- _MATERIAL FOR THIS EXERCISE_
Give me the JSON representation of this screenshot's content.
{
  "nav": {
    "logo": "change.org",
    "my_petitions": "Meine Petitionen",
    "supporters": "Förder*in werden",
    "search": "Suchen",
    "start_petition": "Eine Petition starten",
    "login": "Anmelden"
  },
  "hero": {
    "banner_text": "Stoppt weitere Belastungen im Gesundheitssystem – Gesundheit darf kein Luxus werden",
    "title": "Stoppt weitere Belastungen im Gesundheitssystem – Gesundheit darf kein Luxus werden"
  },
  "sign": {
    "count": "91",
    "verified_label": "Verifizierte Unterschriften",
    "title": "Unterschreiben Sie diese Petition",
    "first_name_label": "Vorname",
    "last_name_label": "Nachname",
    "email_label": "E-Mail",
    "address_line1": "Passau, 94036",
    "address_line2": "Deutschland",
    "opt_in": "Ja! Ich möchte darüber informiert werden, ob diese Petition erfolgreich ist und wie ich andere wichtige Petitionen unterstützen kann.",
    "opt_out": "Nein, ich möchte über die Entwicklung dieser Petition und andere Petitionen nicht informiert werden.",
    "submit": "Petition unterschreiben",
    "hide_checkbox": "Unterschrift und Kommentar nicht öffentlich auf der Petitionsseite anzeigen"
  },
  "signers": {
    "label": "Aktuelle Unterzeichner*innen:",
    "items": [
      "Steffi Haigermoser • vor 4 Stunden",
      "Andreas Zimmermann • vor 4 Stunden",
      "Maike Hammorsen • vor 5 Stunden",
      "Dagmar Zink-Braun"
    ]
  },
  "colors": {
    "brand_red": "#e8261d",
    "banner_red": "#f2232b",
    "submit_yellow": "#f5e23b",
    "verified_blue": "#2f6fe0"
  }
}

- _WRITTEN PROBLEM_
Locate the lines above that hold the word "andere". Show every one of them.

- _EXERCISE ANSWER_
    "opt_in": "Ja! Ich möchte darüber informiert werden, ob diese Petition erfolgreich ist und wie ich andere wichtige Petitionen unterstützen kann.",
    "opt_out": "Nein, ich möchte über die Entwicklung dieser Petition und andere Petitionen nicht informiert werden.",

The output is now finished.